_INPUT DATA_.
--------
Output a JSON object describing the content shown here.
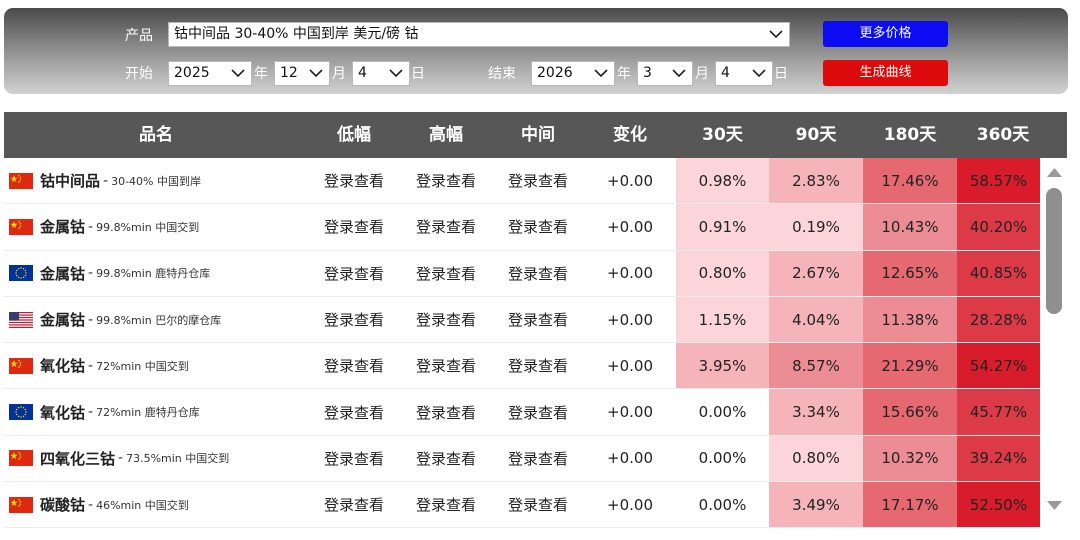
{
  "filters": {
    "product_label": "产品",
    "product_value": "钴中间品 30-40% 中国到岸 美元/磅 钴",
    "start_label": "开始",
    "end_label": "结束",
    "start": {
      "year": "2025",
      "month": "12",
      "day": "4"
    },
    "end": {
      "year": "2026",
      "month": "3",
      "day": "4"
    },
    "year_unit": "年",
    "month_unit": "月",
    "day_unit": "日",
    "more_prices_button": "更多价格",
    "generate_curve_button": "生成曲线"
  },
  "table": {
    "columns": [
      "品名",
      "低幅",
      "高幅",
      "中间",
      "变化",
      "30天",
      "90天",
      "180天",
      "360天"
    ],
    "rows": [
      {
        "flag": "china-flag-icon",
        "name": "钴中间品",
        "spec": "30-40% 中国到岸",
        "low": "登录查看",
        "high": "登录查看",
        "mid": "登录查看",
        "change": "+0.00",
        "d30": "0.98%",
        "d90": "2.83%",
        "d180": "17.46%",
        "d360": "58.57%"
      },
      {
        "flag": "china-flag-icon",
        "name": "金属钴",
        "spec": "99.8%min 中国交到",
        "low": "登录查看",
        "high": "登录查看",
        "mid": "登录查看",
        "change": "+0.00",
        "d30": "0.91%",
        "d90": "0.19%",
        "d180": "10.43%",
        "d360": "40.20%"
      },
      {
        "flag": "eu-flag-icon",
        "name": "金属钴",
        "spec": "99.8%min 鹿特丹仓库",
        "low": "登录查看",
        "high": "登录查看",
        "mid": "登录查看",
        "change": "+0.00",
        "d30": "0.80%",
        "d90": "2.67%",
        "d180": "12.65%",
        "d360": "40.85%"
      },
      {
        "flag": "us-flag-icon",
        "name": "金属钴",
        "spec": "99.8%min 巴尔的摩仓库",
        "low": "登录查看",
        "high": "登录查看",
        "mid": "登录查看",
        "change": "+0.00",
        "d30": "1.15%",
        "d90": "4.04%",
        "d180": "11.38%",
        "d360": "28.28%"
      },
      {
        "flag": "china-flag-icon",
        "name": "氧化钴",
        "spec": "72%min 中国交到",
        "low": "登录查看",
        "high": "登录查看",
        "mid": "登录查看",
        "change": "+0.00",
        "d30": "3.95%",
        "d90": "8.57%",
        "d180": "21.29%",
        "d360": "54.27%"
      },
      {
        "flag": "eu-flag-icon",
        "name": "氧化钴",
        "spec": "72%min 鹿特丹仓库",
        "low": "登录查看",
        "high": "登录查看",
        "mid": "登录查看",
        "change": "+0.00",
        "d30": "0.00%",
        "d90": "3.34%",
        "d180": "15.66%",
        "d360": "45.77%"
      },
      {
        "flag": "china-flag-icon",
        "name": "四氧化三钴",
        "spec": "73.5%min 中国交到",
        "low": "登录查看",
        "high": "登录查看",
        "mid": "登录查看",
        "change": "+0.00",
        "d30": "0.00%",
        "d90": "0.80%",
        "d180": "10.32%",
        "d360": "39.24%"
      },
      {
        "flag": "china-flag-icon",
        "name": "碳酸钴",
        "spec": "46%min 中国交到",
        "low": "登录查看",
        "high": "登录查看",
        "mid": "登录查看",
        "change": "+0.00",
        "d30": "0.00%",
        "d90": "3.49%",
        "d180": "17.17%",
        "d360": "52.50%"
      }
    ]
  },
  "heat_colors": {
    "none": "#ffffff",
    "level1": "#fbd5d9",
    "level2": "#f5b4ba",
    "level3": "#ec8d95",
    "level4": "#e66870",
    "level5": "#dc3a46",
    "level6": "#d81c2c"
  },
  "flag_colors": {
    "china_red": "#de2910",
    "china_star": "#ffde00",
    "eu_blue": "#003399",
    "eu_star": "#ffcc00",
    "us_red": "#b22234",
    "us_blue": "#3c3b6e"
  }
}
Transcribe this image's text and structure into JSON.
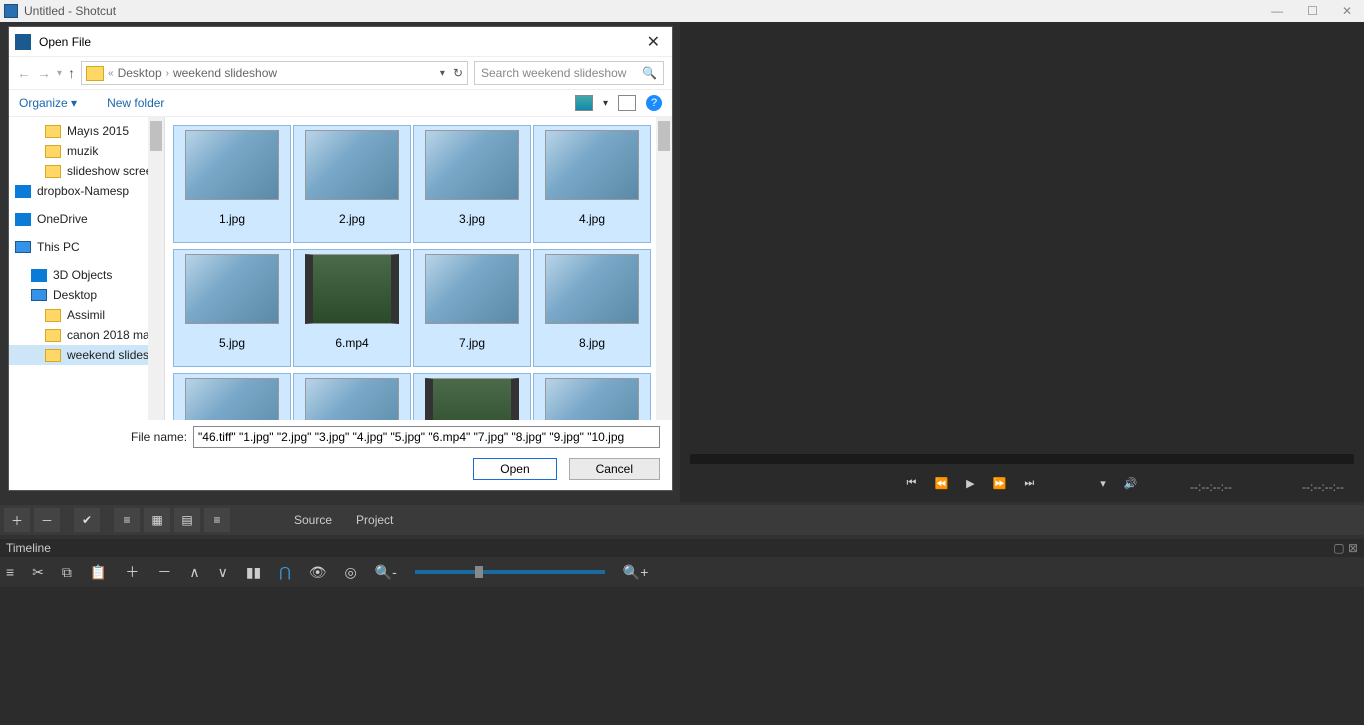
{
  "app": {
    "title": "Untitled - Shotcut"
  },
  "dialog": {
    "title": "Open File",
    "path": {
      "segments": [
        "Desktop",
        "weekend slideshow"
      ],
      "prefix_chev": "«"
    },
    "search": {
      "placeholder": "Search weekend slideshow"
    },
    "toolbar": {
      "organize": "Organize",
      "new_folder": "New folder"
    },
    "tree": [
      {
        "label": "Mayıs 2015",
        "indent": 2,
        "icon": "fold"
      },
      {
        "label": "muzik",
        "indent": 2,
        "icon": "fold"
      },
      {
        "label": "slideshow screen",
        "indent": 2,
        "icon": "fold"
      },
      {
        "label": "dropbox-Namesp",
        "indent": 0,
        "icon": "svc"
      },
      {
        "label": "OneDrive",
        "indent": 0,
        "icon": "svc"
      },
      {
        "label": "This PC",
        "indent": 0,
        "icon": "desk"
      },
      {
        "label": "3D Objects",
        "indent": 1,
        "icon": "svc"
      },
      {
        "label": "Desktop",
        "indent": 1,
        "icon": "desk"
      },
      {
        "label": "Assimil",
        "indent": 2,
        "icon": "fold"
      },
      {
        "label": "canon 2018 ma",
        "indent": 2,
        "icon": "fold"
      },
      {
        "label": "weekend slides",
        "indent": 2,
        "icon": "fold",
        "selected": true
      }
    ],
    "files": [
      {
        "name": "1.jpg",
        "type": "image",
        "selected": true
      },
      {
        "name": "2.jpg",
        "type": "image",
        "selected": true
      },
      {
        "name": "3.jpg",
        "type": "image",
        "selected": true
      },
      {
        "name": "4.jpg",
        "type": "image",
        "selected": true
      },
      {
        "name": "5.jpg",
        "type": "image",
        "selected": true
      },
      {
        "name": "6.mp4",
        "type": "video",
        "selected": true
      },
      {
        "name": "7.jpg",
        "type": "image",
        "selected": true
      },
      {
        "name": "8.jpg",
        "type": "image",
        "selected": true
      },
      {
        "name": "",
        "type": "image",
        "selected": true
      },
      {
        "name": "",
        "type": "image",
        "selected": true
      },
      {
        "name": "",
        "type": "video",
        "selected": true
      },
      {
        "name": "",
        "type": "image",
        "selected": true
      }
    ],
    "footer": {
      "file_label": "File name:",
      "file_value": "\"46.tiff\" \"1.jpg\" \"2.jpg\" \"3.jpg\" \"4.jpg\" \"5.jpg\" \"6.mp4\" \"7.jpg\" \"8.jpg\" \"9.jpg\" \"10.jpg",
      "open": "Open",
      "cancel": "Cancel"
    }
  },
  "player": {
    "time1": "--:--:--:--",
    "time2": "--:--:--:--"
  },
  "mid_tabs": {
    "source": "Source",
    "project": "Project"
  },
  "timeline": {
    "label": "Timeline"
  }
}
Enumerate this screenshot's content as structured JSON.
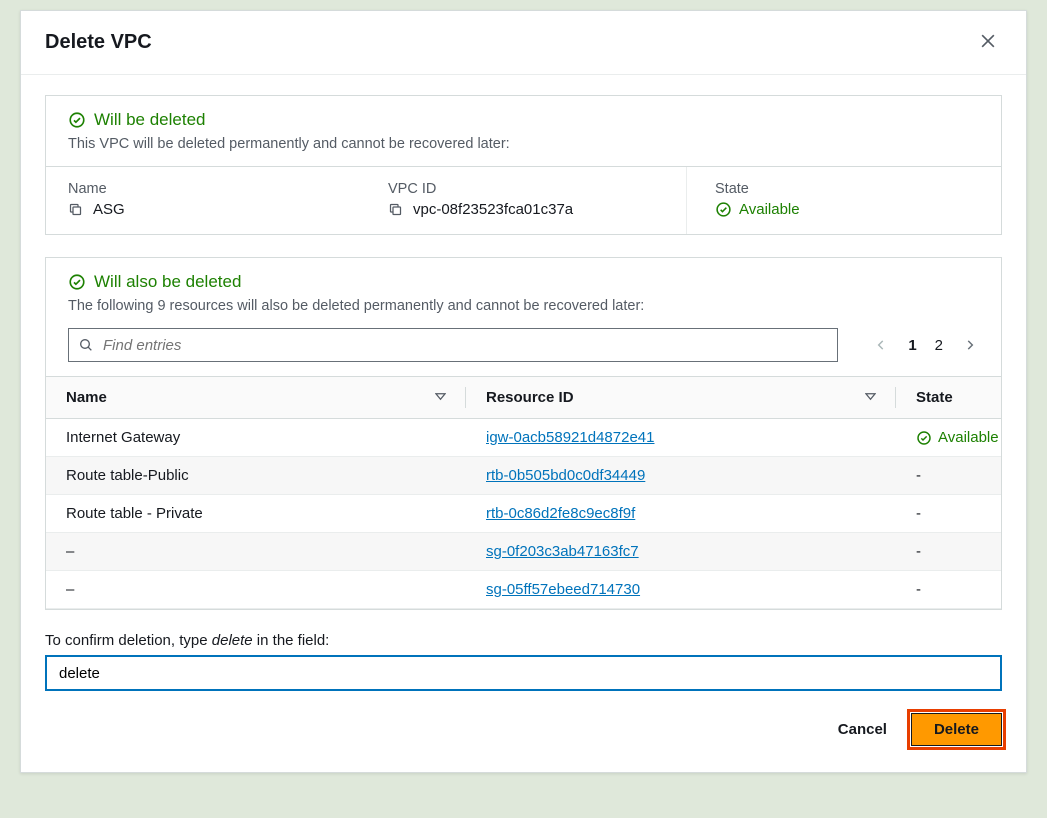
--------
_TASK INSTRUCTIONS_. Leave out the pictures, and give all the records again exactly.

_ANSWER TO THE EXERCISE_.
Output a JSON object describing the content shown here.
{
  "filters": {
    "product_label": "产品",
    "product_value": "钴中间品 30-40% 中国到岸 美元/磅 钴",
    "start_label": "开始",
    "end_label": "结束",
    "start": {
      "year": "2025",
      "month": "12",
      "day": "4"
    },
    "end": {
      "year": "2026",
      "month": "3",
      "day": "4"
    },
    "year_unit": "年",
    "month_unit": "月",
    "day_unit": "日",
    "more_prices_button": "更多价格",
    "generate_curve_button": "生成曲线"
  },
  "table": {
    "columns": [
      "品名",
      "低幅",
      "高幅",
      "中间",
      "变化",
      "30天",
      "90天",
      "180天",
      "360天"
    ],
    "rows": [
      {
        "flag": "china-flag-icon",
        "name": "钴中间品",
        "spec": "30-40% 中国到岸",
        "low": "登录查看",
        "high": "登录查看",
        "mid": "登录查看",
        "change": "+0.00",
        "d30": "0.98%",
        "d90": "2.83%",
        "d180": "17.46%",
        "d360": "58.57%"
      },
      {
        "flag": "china-flag-icon",
        "name": "金属钴",
        "spec": "99.8%min 中国交到",
        "low": "登录查看",
        "high": "登录查看",
        "mid": "登录查看",
        "change": "+0.00",
        "d30": "0.91%",
        "d90": "0.19%",
        "d180": "10.43%",
        "d360": "40.20%"
      },
      {
        "flag": "eu-flag-icon",
        "name": "金属钴",
        "spec": "99.8%min 鹿特丹仓库",
        "low": "登录查看",
        "high": "登录查看",
        "mid": "登录查看",
        "change": "+0.00",
        "d30": "0.80%",
        "d90": "2.67%",
        "d180": "12.65%",
        "d360": "40.85%"
      },
      {
        "flag": "us-flag-icon",
        "name": "金属钴",
        "spec": "99.8%min 巴尔的摩仓库",
        "low": "登录查看",
        "high": "登录查看",
        "mid": "登录查看",
        "change": "+0.00",
        "d30": "1.15%",
        "d90": "4.04%",
        "d180": "11.38%",
        "d360": "28.28%"
      },
      {
        "flag": "china-flag-icon",
        "name": "氧化钴",
        "spec": "72%min 中国交到",
        "low": "登录查看",
        "high": "登录查看",
        "mid": "登录查看",
        "change": "+0.00",
        "d30": "3.95%",
        "d90": "8.57%",
        "d180": "21.29%",
        "d360": "54.27%"
      },
      {
        "flag": "eu-flag-icon",
        "name": "氧化钴",
        "spec": "72%min 鹿特丹仓库",
        "low": "登录查看",
        "high": "登录查看",
        "mid": "登录查看",
        "change": "+0.00",
        "d30": "0.00%",
        "d90": "3.34%",
        "d180": "15.66%",
        "d360": "45.77%"
      },
      {
        "flag": "china-flag-icon",
        "name": "四氧化三钴",
        "spec": "73.5%min 中国交到",
        "low": "登录查看",
        "high": "登录查看",
        "mid": "登录查看",
        "change": "+0.00",
        "d30": "0.00%",
        "d90": "0.80%",
        "d180": "10.32%",
        "d360": "39.24%"
      },
      {
        "flag": "china-flag-icon",
        "name": "碳酸钴",
        "spec": "46%min 中国交到",
        "low": "登录查看",
        "high": "登录查看",
        "mid": "登录查看",
        "change": "+0.00",
        "d30": "0.00%",
        "d90": "3.49%",
        "d180": "17.17%",
        "d360": "52.50%"
      }
    ]
  },
  "heat_colors": {
    "none": "#ffffff",
    "level1": "#fbd5d9",
    "level2": "#f5b4ba",
    "level3": "#ec8d95",
    "level4": "#e66870",
    "level5": "#dc3a46",
    "level6": "#d81c2c"
  },
  "flag_colors": {
    "china_red": "#de2910",
    "china_star": "#ffde00",
    "eu_blue": "#003399",
    "eu_star": "#ffcc00",
    "us_red": "#b22234",
    "us_blue": "#3c3b6e"
  }
}
Transcribe this image's text and structure into JSON.
{
  "app": {
    "title": "Untitled - Shotcut"
  },
  "dialog": {
    "title": "Open File",
    "path": {
      "segments": [
        "Desktop",
        "weekend slideshow"
      ],
      "prefix_chev": "«"
    },
    "search": {
      "placeholder": "Search weekend slideshow"
    },
    "toolbar": {
      "organize": "Organize",
      "new_folder": "New folder"
    },
    "tree": [
      {
        "label": "Mayıs 2015",
        "indent": 2,
        "icon": "fold"
      },
      {
        "label": "muzik",
        "indent": 2,
        "icon": "fold"
      },
      {
        "label": "slideshow screen",
        "indent": 2,
        "icon": "fold"
      },
      {
        "label": "dropbox-Namesp",
        "indent": 0,
        "icon": "svc"
      },
      {
        "label": "OneDrive",
        "indent": 0,
        "icon": "svc"
      },
      {
        "label": "This PC",
        "indent": 0,
        "icon": "desk"
      },
      {
        "label": "3D Objects",
        "indent": 1,
        "icon": "svc"
      },
      {
        "label": "Desktop",
        "indent": 1,
        "icon": "desk"
      },
      {
        "label": "Assimil",
        "indent": 2,
        "icon": "fold"
      },
      {
        "label": "canon 2018 ma",
        "indent": 2,
        "icon": "fold"
      },
      {
        "label": "weekend slides",
        "indent": 2,
        "icon": "fold",
        "selected": true
      }
    ],
    "files": [
      {
        "name": "1.jpg",
        "type": "image",
        "selected": true
      },
      {
        "name": "2.jpg",
        "type": "image",
        "selected": true
      },
      {
        "name": "3.jpg",
        "type": "image",
        "selected": true
      },
      {
        "name": "4.jpg",
        "type": "image",
        "selected": true
      },
      {
        "name": "5.jpg",
        "type": "image",
        "selected": true
      },
      {
        "name": "6.mp4",
        "type": "video",
        "selected": true
      },
      {
        "name": "7.jpg",
        "type": "image",
        "selected": true
      },
      {
        "name": "8.jpg",
        "type": "image",
        "selected": true
      },
      {
        "name": "",
        "type": "image",
        "selected": true
      },
      {
        "name": "",
        "type": "image",
        "selected": true
      },
      {
        "name": "",
        "type": "video",
        "selected": true
      },
      {
        "name": "",
        "type": "image",
        "selected": true
      }
    ],
    "footer": {
      "file_label": "File name:",
      "file_value": "\"46.tiff\" \"1.jpg\" \"2.jpg\" \"3.jpg\" \"4.jpg\" \"5.jpg\" \"6.mp4\" \"7.jpg\" \"8.jpg\" \"9.jpg\" \"10.jpg",
      "open": "Open",
      "cancel": "Cancel"
    }
  },
  "player": {
    "time1": "--:--:--:--",
    "time2": "--:--:--:--"
  },
  "mid_tabs": {
    "source": "Source",
    "project": "Project"
  },
  "timeline": {
    "label": "Timeline"
  }
}
Enumerate this screenshot's content as structured JSON.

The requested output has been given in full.